Collected data entries
>>>>>

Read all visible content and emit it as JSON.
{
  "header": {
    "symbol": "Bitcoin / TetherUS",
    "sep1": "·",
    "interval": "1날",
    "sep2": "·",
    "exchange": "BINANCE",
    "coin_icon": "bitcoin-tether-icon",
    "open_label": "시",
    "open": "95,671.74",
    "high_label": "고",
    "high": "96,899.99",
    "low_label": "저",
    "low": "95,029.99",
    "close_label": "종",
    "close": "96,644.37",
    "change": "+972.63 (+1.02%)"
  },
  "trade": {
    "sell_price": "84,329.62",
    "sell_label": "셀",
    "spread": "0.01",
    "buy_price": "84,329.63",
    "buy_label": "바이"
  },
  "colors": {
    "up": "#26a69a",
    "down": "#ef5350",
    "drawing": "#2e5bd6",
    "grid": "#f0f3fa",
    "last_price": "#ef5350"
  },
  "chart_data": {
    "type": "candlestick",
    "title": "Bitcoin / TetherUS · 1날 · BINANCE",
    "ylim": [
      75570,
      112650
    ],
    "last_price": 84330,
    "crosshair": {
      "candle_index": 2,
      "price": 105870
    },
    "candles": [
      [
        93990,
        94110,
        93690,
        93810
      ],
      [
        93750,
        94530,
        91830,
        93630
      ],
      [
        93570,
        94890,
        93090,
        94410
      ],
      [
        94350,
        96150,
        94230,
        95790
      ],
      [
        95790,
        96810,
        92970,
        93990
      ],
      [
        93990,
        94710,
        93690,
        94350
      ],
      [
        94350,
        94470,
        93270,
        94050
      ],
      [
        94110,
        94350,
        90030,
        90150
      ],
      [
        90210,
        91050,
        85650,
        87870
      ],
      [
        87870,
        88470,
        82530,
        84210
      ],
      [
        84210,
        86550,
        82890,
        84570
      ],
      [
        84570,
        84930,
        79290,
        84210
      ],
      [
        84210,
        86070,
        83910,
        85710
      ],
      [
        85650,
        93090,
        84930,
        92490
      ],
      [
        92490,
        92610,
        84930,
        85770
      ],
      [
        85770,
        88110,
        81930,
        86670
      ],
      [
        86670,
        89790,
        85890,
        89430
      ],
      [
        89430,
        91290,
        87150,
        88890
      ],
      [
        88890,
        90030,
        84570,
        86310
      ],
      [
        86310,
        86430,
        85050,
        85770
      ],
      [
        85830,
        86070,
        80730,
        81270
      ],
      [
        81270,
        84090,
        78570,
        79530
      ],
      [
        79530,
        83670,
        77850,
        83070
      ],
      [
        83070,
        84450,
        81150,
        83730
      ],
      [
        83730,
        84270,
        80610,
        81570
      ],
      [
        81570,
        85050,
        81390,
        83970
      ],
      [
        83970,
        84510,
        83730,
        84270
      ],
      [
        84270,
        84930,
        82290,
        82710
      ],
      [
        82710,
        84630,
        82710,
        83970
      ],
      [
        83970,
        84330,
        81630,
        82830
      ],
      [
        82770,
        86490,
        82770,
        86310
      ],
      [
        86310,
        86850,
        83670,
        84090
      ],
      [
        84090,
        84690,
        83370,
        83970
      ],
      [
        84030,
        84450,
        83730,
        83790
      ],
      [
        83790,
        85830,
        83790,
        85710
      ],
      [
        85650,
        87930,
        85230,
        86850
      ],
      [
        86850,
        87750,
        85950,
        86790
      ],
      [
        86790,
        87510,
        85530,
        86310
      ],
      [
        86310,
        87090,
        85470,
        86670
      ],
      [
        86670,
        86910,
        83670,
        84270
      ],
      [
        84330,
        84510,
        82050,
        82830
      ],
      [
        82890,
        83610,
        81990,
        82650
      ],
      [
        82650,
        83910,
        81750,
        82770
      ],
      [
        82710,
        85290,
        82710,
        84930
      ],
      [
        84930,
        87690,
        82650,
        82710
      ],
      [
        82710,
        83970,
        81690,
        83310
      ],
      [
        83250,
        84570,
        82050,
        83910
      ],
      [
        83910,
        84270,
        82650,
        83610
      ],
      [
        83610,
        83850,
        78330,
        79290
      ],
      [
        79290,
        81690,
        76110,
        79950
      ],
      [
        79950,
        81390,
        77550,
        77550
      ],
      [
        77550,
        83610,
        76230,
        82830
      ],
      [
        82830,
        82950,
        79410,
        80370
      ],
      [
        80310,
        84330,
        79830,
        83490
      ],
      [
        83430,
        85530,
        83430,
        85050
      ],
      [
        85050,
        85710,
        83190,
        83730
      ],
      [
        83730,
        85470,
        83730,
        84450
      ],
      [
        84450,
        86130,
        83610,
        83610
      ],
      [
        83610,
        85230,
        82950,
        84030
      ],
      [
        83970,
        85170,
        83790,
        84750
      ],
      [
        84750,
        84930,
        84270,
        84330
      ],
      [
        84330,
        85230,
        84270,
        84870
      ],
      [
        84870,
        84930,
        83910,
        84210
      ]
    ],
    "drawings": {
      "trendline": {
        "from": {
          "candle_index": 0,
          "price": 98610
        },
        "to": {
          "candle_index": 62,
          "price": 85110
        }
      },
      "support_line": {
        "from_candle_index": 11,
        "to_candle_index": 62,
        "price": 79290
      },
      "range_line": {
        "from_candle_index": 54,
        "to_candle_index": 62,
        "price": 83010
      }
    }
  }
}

<<<<<

What you have to do: Each line above must be printed exactly as it appears.

Solution to this task:
Read all visible content and emit it as JSON.
{
  "header": {
    "symbol": "Bitcoin / TetherUS",
    "sep1": "·",
    "interval": "1날",
    "sep2": "·",
    "exchange": "BINANCE",
    "coin_icon": "bitcoin-tether-icon",
    "open_label": "시",
    "open": "95,671.74",
    "high_label": "고",
    "high": "96,899.99",
    "low_label": "저",
    "low": "95,029.99",
    "close_label": "종",
    "close": "96,644.37",
    "change": "+972.63 (+1.02%)"
  },
  "trade": {
    "sell_price": "84,329.62",
    "sell_label": "셀",
    "spread": "0.01",
    "buy_price": "84,329.63",
    "buy_label": "바이"
  },
  "colors": {
    "up": "#26a69a",
    "down": "#ef5350",
    "drawing": "#2e5bd6",
    "grid": "#f0f3fa",
    "last_price": "#ef5350"
  },
  "chart_data": {
    "type": "candlestick",
    "title": "Bitcoin / TetherUS · 1날 · BINANCE",
    "ylim": [
      75570,
      112650
    ],
    "last_price": 84330,
    "crosshair": {
      "candle_index": 2,
      "price": 105870
    },
    "candles": [
      [
        93990,
        94110,
        93690,
        93810
      ],
      [
        93750,
        94530,
        91830,
        93630
      ],
      [
        93570,
        94890,
        93090,
        94410
      ],
      [
        94350,
        96150,
        94230,
        95790
      ],
      [
        95790,
        96810,
        92970,
        93990
      ],
      [
        93990,
        94710,
        93690,
        94350
      ],
      [
        94350,
        94470,
        93270,
        94050
      ],
      [
        94110,
        94350,
        90030,
        90150
      ],
      [
        90210,
        91050,
        85650,
        87870
      ],
      [
        87870,
        88470,
        82530,
        84210
      ],
      [
        84210,
        86550,
        82890,
        84570
      ],
      [
        84570,
        84930,
        79290,
        84210
      ],
      [
        84210,
        86070,
        83910,
        85710
      ],
      [
        85650,
        93090,
        84930,
        92490
      ],
      [
        92490,
        92610,
        84930,
        85770
      ],
      [
        85770,
        88110,
        81930,
        86670
      ],
      [
        86670,
        89790,
        85890,
        89430
      ],
      [
        89430,
        91290,
        87150,
        88890
      ],
      [
        88890,
        90030,
        84570,
        86310
      ],
      [
        86310,
        86430,
        85050,
        85770
      ],
      [
        85830,
        86070,
        80730,
        81270
      ],
      [
        81270,
        84090,
        78570,
        79530
      ],
      [
        79530,
        83670,
        77850,
        83070
      ],
      [
        83070,
        84450,
        81150,
        83730
      ],
      [
        83730,
        84270,
        80610,
        81570
      ],
      [
        81570,
        85050,
        81390,
        83970
      ],
      [
        83970,
        84510,
        83730,
        84270
      ],
      [
        84270,
        84930,
        82290,
        82710
      ],
      [
        82710,
        84630,
        82710,
        83970
      ],
      [
        83970,
        84330,
        81630,
        82830
      ],
      [
        82770,
        86490,
        82770,
        86310
      ],
      [
        86310,
        86850,
        83670,
        84090
      ],
      [
        84090,
        84690,
        83370,
        83970
      ],
      [
        84030,
        84450,
        83730,
        83790
      ],
      [
        83790,
        85830,
        83790,
        85710
      ],
      [
        85650,
        87930,
        85230,
        86850
      ],
      [
        86850,
        87750,
        85950,
        86790
      ],
      [
        86790,
        87510,
        85530,
        86310
      ],
      [
        86310,
        87090,
        85470,
        86670
      ],
      [
        86670,
        86910,
        83670,
        84270
      ],
      [
        84330,
        84510,
        82050,
        82830
      ],
      [
        82890,
        83610,
        81990,
        82650
      ],
      [
        82650,
        83910,
        81750,
        82770
      ],
      [
        82710,
        85290,
        82710,
        84930
      ],
      [
        84930,
        87690,
        82650,
        82710
      ],
      [
        82710,
        83970,
        81690,
        83310
      ],
      [
        83250,
        84570,
        82050,
        83910
      ],
      [
        83910,
        84270,
        82650,
        83610
      ],
      [
        83610,
        83850,
        78330,
        79290
      ],
      [
        79290,
        81690,
        76110,
        79950
      ],
      [
        79950,
        81390,
        77550,
        77550
      ],
      [
        77550,
        83610,
        76230,
        82830
      ],
      [
        82830,
        82950,
        79410,
        80370
      ],
      [
        80310,
        84330,
        79830,
        83490
      ],
      [
        83430,
        85530,
        83430,
        85050
      ],
      [
        85050,
        85710,
        83190,
        83730
      ],
      [
        83730,
        85470,
        83730,
        84450
      ],
      [
        84450,
        86130,
        83610,
        83610
      ],
      [
        83610,
        85230,
        82950,
        84030
      ],
      [
        83970,
        85170,
        83790,
        84750
      ],
      [
        84750,
        84930,
        84270,
        84330
      ],
      [
        84330,
        85230,
        84270,
        84870
      ],
      [
        84870,
        84930,
        83910,
        84210
      ]
    ],
    "drawings": {
      "trendline": {
        "from": {
          "candle_index": 0,
          "price": 98610
        },
        "to": {
          "candle_index": 62,
          "price": 85110
        }
      },
      "support_line": {
        "from_candle_index": 11,
        "to_candle_index": 62,
        "price": 79290
      },
      "range_line": {
        "from_candle_index": 54,
        "to_candle_index": 62,
        "price": 83010
      }
    }
  }
}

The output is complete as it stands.